• _Action item_
Write all of the lines below out again, exactly as they stand.
Top of Given data
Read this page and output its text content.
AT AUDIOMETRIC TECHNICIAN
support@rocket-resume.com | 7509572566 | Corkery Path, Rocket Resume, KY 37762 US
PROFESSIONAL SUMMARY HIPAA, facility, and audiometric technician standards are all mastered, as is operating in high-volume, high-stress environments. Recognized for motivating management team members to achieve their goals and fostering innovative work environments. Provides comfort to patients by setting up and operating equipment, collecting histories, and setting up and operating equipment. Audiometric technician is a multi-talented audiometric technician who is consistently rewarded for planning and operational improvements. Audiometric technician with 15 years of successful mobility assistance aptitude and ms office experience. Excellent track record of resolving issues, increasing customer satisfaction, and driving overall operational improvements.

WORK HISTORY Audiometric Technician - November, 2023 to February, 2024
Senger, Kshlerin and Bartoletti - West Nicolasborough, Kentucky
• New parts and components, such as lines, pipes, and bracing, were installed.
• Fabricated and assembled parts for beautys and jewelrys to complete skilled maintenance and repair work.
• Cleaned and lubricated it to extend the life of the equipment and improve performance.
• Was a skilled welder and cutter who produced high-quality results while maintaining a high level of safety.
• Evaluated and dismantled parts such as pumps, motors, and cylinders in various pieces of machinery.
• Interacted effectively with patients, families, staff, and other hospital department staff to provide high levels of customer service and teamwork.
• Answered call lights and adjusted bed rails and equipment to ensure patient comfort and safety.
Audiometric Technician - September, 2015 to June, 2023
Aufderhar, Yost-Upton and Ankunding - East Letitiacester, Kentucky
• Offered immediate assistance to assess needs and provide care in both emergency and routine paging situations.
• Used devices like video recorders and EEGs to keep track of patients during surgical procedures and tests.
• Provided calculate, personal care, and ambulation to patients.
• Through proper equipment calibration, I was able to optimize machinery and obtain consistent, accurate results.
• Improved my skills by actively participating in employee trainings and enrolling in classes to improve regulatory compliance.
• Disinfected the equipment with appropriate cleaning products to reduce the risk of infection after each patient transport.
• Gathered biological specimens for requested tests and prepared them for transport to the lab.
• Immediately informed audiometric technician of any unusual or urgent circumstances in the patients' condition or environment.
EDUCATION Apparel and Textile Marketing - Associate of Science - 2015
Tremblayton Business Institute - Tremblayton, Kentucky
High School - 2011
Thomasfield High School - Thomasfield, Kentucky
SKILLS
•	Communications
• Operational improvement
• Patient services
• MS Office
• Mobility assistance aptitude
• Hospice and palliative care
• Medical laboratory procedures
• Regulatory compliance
Bottom of Given data
• _Exercise answer_
Read this page and output its text content.
AT AUDIOMETRIC TECHNICIAN
support@rocket-resume.com | 7509572566 | Corkery Path, Rocket Resume, KY 37762 US
PROFESSIONAL SUMMARY HIPAA, facility, and audiometric technician standards are all mastered, as is operating in high-volume, high-stress environments. Recognized for motivating management team members to achieve their goals and fostering innovative work environments. Provides comfort to patients by setting up and operating equipment, collecting histories, and setting up and operating equipment. Audiometric technician is a multi-talented audiometric technician who is consistently rewarded for planning and operational improvements. Audiometric technician with 15 years of successful mobility assistance aptitude and ms office experience. Excellent track record of resolving issues, increasing customer satisfaction, and driving overall operational improvements.

WORK HISTORY Audiometric Technician - November, 2023 to February, 2024
Senger, Kshlerin and Bartoletti - West Nicolasborough, Kentucky
• New parts and components, such as lines, pipes, and bracing, were installed.
• Fabricated and assembled parts for beautys and jewelrys to complete skilled maintenance and repair work.
• Cleaned and lubricated it to extend the life of the equipment and improve performance.
• Was a skilled welder and cutter who produced high-quality results while maintaining a high level of safety.
• Evaluated and dismantled parts such as pumps, motors, and cylinders in various pieces of machinery.
• Interacted effectively with patients, families, staff, and other hospital department staff to provide high levels of customer service and teamwork.
• Answered call lights and adjusted bed rails and equipment to ensure patient comfort and safety.
Audiometric Technician - September, 2015 to June, 2023
Aufderhar, Yost-Upton and Ankunding - East Letitiacester, Kentucky
• Offered immediate assistance to assess needs and provide care in both emergency and routine paging situations.
• Used devices like video recorders and EEGs to keep track of patients during surgical procedures and tests.
• Provided calculate, personal care, and ambulation to patients.
• Through proper equipment calibration, I was able to optimize machinery and obtain consistent, accurate results.
• Improved my skills by actively participating in employee trainings and enrolling in classes to improve regulatory compliance.
• Disinfected the equipment with appropriate cleaning products to reduce the risk of infection after each patient transport.
• Gathered biological specimens for requested tests and prepared them for transport to the lab.
• Immediately informed audiometric technician of any unusual or urgent circumstances in the patients' condition or environment.
EDUCATION Apparel and Textile Marketing - Associate of Science - 2015
Tremblayton Business Institute - Tremblayton, Kentucky
High School - 2011
Thomasfield High School - Thomasfield, Kentucky
SKILLS
•	Communications
• Operational improvement
• Patient services
• MS Office
• Mobility assistance aptitude
• Hospice and palliative care
• Medical laboratory procedures
• Regulatory compliance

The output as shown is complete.